*Entries provided*:
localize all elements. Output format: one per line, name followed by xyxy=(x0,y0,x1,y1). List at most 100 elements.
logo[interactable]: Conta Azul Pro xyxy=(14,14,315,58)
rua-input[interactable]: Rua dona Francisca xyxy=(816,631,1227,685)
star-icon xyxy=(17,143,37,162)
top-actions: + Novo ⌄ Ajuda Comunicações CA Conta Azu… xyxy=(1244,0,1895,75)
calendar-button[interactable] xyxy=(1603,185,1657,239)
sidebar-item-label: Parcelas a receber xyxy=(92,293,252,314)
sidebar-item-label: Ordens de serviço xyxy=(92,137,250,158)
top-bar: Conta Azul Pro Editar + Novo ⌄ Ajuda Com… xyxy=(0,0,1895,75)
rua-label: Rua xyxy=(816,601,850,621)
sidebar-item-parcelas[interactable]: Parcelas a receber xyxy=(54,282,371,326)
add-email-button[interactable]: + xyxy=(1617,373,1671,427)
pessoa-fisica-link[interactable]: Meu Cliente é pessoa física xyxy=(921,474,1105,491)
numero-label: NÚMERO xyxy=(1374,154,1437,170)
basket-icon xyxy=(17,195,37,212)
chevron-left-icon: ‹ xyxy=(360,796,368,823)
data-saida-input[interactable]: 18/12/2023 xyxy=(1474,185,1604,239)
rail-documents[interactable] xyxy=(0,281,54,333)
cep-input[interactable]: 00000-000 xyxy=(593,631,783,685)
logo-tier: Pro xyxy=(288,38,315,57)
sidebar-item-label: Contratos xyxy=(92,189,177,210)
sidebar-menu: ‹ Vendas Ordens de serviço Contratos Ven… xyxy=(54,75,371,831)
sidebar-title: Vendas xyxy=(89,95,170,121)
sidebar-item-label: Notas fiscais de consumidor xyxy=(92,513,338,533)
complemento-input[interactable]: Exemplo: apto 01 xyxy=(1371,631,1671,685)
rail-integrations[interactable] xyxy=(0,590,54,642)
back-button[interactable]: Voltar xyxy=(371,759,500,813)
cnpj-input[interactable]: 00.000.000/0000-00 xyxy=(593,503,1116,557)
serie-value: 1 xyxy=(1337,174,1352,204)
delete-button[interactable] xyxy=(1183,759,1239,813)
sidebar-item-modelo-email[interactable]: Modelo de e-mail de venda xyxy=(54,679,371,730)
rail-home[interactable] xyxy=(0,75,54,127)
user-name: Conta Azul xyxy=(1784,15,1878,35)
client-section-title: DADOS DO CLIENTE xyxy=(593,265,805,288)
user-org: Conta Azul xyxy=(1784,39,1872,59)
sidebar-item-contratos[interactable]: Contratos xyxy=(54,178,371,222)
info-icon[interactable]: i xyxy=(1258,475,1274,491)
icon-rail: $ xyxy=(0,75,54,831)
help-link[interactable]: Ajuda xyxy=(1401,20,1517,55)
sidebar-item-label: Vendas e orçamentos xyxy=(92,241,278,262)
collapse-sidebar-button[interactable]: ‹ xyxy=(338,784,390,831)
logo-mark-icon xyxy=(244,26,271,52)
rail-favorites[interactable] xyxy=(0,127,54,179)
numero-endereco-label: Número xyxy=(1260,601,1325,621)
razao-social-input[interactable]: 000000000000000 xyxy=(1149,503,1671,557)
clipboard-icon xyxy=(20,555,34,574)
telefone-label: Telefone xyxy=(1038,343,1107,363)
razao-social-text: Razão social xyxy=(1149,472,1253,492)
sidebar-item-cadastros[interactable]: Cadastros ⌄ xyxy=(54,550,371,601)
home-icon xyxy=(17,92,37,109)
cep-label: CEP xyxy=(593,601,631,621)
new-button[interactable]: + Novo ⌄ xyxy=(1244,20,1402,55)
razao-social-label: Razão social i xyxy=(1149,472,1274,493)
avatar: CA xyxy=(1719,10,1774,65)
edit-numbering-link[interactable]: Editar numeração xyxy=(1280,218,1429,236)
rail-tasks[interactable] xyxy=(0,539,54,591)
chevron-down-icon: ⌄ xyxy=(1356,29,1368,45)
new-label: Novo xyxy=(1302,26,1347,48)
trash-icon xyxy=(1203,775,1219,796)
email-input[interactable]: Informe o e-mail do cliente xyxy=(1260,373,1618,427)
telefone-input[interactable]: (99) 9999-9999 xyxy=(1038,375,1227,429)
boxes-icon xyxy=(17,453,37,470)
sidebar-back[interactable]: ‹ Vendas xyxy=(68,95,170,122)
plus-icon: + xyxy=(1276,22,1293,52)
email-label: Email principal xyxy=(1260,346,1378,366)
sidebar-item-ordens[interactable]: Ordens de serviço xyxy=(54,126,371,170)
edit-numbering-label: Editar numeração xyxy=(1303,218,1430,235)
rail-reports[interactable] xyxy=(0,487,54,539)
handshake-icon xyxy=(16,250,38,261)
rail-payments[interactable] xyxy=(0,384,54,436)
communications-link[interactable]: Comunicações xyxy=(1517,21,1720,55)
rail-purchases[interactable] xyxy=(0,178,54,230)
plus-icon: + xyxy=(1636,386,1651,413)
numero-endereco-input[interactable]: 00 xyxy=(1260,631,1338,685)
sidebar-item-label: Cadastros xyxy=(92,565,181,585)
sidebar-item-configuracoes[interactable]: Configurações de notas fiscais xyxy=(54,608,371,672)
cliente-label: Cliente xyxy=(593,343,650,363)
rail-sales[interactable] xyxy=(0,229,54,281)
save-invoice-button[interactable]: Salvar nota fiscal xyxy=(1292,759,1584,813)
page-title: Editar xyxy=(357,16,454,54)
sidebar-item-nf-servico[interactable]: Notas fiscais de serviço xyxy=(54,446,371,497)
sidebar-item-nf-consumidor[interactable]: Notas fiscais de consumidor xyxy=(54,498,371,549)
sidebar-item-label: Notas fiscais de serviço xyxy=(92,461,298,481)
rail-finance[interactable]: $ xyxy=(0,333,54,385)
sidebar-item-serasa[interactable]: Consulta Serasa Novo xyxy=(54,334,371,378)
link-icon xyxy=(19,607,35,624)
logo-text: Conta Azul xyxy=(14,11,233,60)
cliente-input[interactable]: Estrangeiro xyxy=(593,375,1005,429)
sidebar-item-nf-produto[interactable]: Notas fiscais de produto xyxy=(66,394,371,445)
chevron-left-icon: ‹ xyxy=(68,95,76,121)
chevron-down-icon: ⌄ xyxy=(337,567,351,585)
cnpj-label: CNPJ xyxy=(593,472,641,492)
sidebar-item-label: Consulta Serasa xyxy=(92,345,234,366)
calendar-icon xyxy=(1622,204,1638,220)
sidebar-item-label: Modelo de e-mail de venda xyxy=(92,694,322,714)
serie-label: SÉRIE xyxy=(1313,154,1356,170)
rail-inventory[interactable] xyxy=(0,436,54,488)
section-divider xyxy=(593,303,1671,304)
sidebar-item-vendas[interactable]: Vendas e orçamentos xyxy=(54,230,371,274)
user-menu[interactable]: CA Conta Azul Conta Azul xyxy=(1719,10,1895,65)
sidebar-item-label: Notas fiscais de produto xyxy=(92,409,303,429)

*Work to do*:
Reproduce every line of the records above verbatim, with nothing added or changed.

*Result below*:
localize all elements. Output format: one per line, name followed by xyxy=(x0,y0,x1,y1). List at most 100 elements.
logo[interactable]: Conta Azul Pro xyxy=(14,14,315,58)
rua-input[interactable]: Rua dona Francisca xyxy=(816,631,1227,685)
star-icon xyxy=(17,143,37,162)
top-actions: + Novo ⌄ Ajuda Comunicações CA Conta Azu… xyxy=(1244,0,1895,75)
calendar-button[interactable] xyxy=(1603,185,1657,239)
sidebar-item-label: Parcelas a receber xyxy=(92,293,252,314)
sidebar-item-label: Ordens de serviço xyxy=(92,137,250,158)
top-bar: Conta Azul Pro Editar + Novo ⌄ Ajuda Com… xyxy=(0,0,1895,75)
rua-label: Rua xyxy=(816,601,850,621)
sidebar-item-parcelas[interactable]: Parcelas a receber xyxy=(54,282,371,326)
add-email-button[interactable]: + xyxy=(1617,373,1671,427)
pessoa-fisica-link[interactable]: Meu Cliente é pessoa física xyxy=(921,474,1105,491)
numero-label: NÚMERO xyxy=(1374,154,1437,170)
basket-icon xyxy=(17,195,37,212)
chevron-left-icon: ‹ xyxy=(360,796,368,823)
data-saida-input[interactable]: 18/12/2023 xyxy=(1474,185,1604,239)
rail-documents[interactable] xyxy=(0,281,54,333)
cep-input[interactable]: 00000-000 xyxy=(593,631,783,685)
logo-tier: Pro xyxy=(288,38,315,57)
sidebar-item-label: Contratos xyxy=(92,189,177,210)
sidebar-menu: ‹ Vendas Ordens de serviço Contratos Ven… xyxy=(54,75,371,831)
sidebar-title: Vendas xyxy=(89,95,170,121)
sidebar-item-label: Notas fiscais de consumidor xyxy=(92,513,338,533)
complemento-input[interactable]: Exemplo: apto 01 xyxy=(1371,631,1671,685)
rail-integrations[interactable] xyxy=(0,590,54,642)
back-button[interactable]: Voltar xyxy=(371,759,500,813)
cnpj-input[interactable]: 00.000.000/0000-00 xyxy=(593,503,1116,557)
serie-value: 1 xyxy=(1337,174,1352,204)
delete-button[interactable] xyxy=(1183,759,1239,813)
sidebar-item-modelo-email[interactable]: Modelo de e-mail de venda xyxy=(54,679,371,730)
rail-home[interactable] xyxy=(0,75,54,127)
user-name: Conta Azul xyxy=(1784,15,1878,35)
client-section-title: DADOS DO CLIENTE xyxy=(593,265,805,288)
user-org: Conta Azul xyxy=(1784,39,1872,59)
sidebar-item-contratos[interactable]: Contratos xyxy=(54,178,371,222)
info-icon[interactable]: i xyxy=(1258,475,1274,491)
icon-rail: $ xyxy=(0,75,54,831)
help-link[interactable]: Ajuda xyxy=(1401,20,1517,55)
sidebar-item-label: Vendas e orçamentos xyxy=(92,241,278,262)
collapse-sidebar-button[interactable]: ‹ xyxy=(338,784,390,831)
logo-mark-icon xyxy=(244,26,271,52)
rail-favorites[interactable] xyxy=(0,127,54,179)
numero-endereco-label: Número xyxy=(1260,601,1325,621)
razao-social-input[interactable]: 000000000000000 xyxy=(1149,503,1671,557)
clipboard-icon xyxy=(20,555,34,574)
telefone-label: Telefone xyxy=(1038,343,1107,363)
razao-social-text: Razão social xyxy=(1149,472,1253,492)
sidebar-item-cadastros[interactable]: Cadastros ⌄ xyxy=(54,550,371,601)
home-icon xyxy=(17,92,37,109)
cep-label: CEP xyxy=(593,601,631,621)
new-button[interactable]: + Novo ⌄ xyxy=(1244,20,1402,55)
razao-social-label: Razão social i xyxy=(1149,472,1274,493)
avatar: CA xyxy=(1719,10,1774,65)
edit-numbering-link[interactable]: Editar numeração xyxy=(1280,218,1429,236)
rail-tasks[interactable] xyxy=(0,539,54,591)
chevron-down-icon: ⌄ xyxy=(1356,29,1368,45)
new-label: Novo xyxy=(1302,26,1347,48)
trash-icon xyxy=(1203,775,1219,796)
email-input[interactable]: Informe o e-mail do cliente xyxy=(1260,373,1618,427)
telefone-input[interactable]: (99) 9999-9999 xyxy=(1038,375,1227,429)
boxes-icon xyxy=(17,453,37,470)
sidebar-back[interactable]: ‹ Vendas xyxy=(68,95,170,122)
plus-icon: + xyxy=(1276,22,1293,52)
email-label: Email principal xyxy=(1260,346,1378,366)
sidebar-item-ordens[interactable]: Ordens de serviço xyxy=(54,126,371,170)
edit-numbering-label: Editar numeração xyxy=(1303,218,1430,235)
rail-reports[interactable] xyxy=(0,487,54,539)
handshake-icon xyxy=(16,250,38,261)
rail-payments[interactable] xyxy=(0,384,54,436)
communications-link[interactable]: Comunicações xyxy=(1517,21,1720,55)
rail-purchases[interactable] xyxy=(0,178,54,230)
plus-icon: + xyxy=(1636,386,1651,413)
numero-endereco-input[interactable]: 00 xyxy=(1260,631,1338,685)
sidebar-item-label: Cadastros xyxy=(92,565,181,585)
sidebar-item-configuracoes[interactable]: Configurações de notas fiscais xyxy=(54,608,371,672)
cliente-label: Cliente xyxy=(593,343,650,363)
rail-sales[interactable] xyxy=(0,229,54,281)
save-invoice-button[interactable]: Salvar nota fiscal xyxy=(1292,759,1584,813)
page-title: Editar xyxy=(357,16,454,54)
sidebar-item-nf-servico[interactable]: Notas fiscais de serviço xyxy=(54,446,371,497)
sidebar-item-nf-consumidor[interactable]: Notas fiscais de consumidor xyxy=(54,498,371,549)
sidebar-item-label: Notas fiscais de serviço xyxy=(92,461,298,481)
rail-finance[interactable]: $ xyxy=(0,333,54,385)
sidebar-item-serasa[interactable]: Consulta Serasa Novo xyxy=(54,334,371,378)
link-icon xyxy=(19,607,35,624)
logo-text: Conta Azul xyxy=(14,11,233,60)
cliente-input[interactable]: Estrangeiro xyxy=(593,375,1005,429)
sidebar-item-nf-produto[interactable]: Notas fiscais de produto xyxy=(66,394,371,445)
chevron-left-icon: ‹ xyxy=(68,95,76,121)
chevron-down-icon: ⌄ xyxy=(337,567,351,585)
cnpj-label: CNPJ xyxy=(593,472,641,492)
sidebar-item-label: Consulta Serasa xyxy=(92,345,234,366)
calendar-icon xyxy=(1622,204,1638,220)
sidebar-item-label: Modelo de e-mail de venda xyxy=(92,694,322,714)
serie-label: SÉRIE xyxy=(1313,154,1356,170)
rail-inventory[interactable] xyxy=(0,436,54,488)
section-divider xyxy=(593,303,1671,304)
sidebar-item-vendas[interactable]: Vendas e orçamentos xyxy=(54,230,371,274)
user-menu[interactable]: CA Conta Azul Conta Azul xyxy=(1719,10,1895,65)
sidebar-item-label: Notas fiscais de produto xyxy=(92,409,303,429)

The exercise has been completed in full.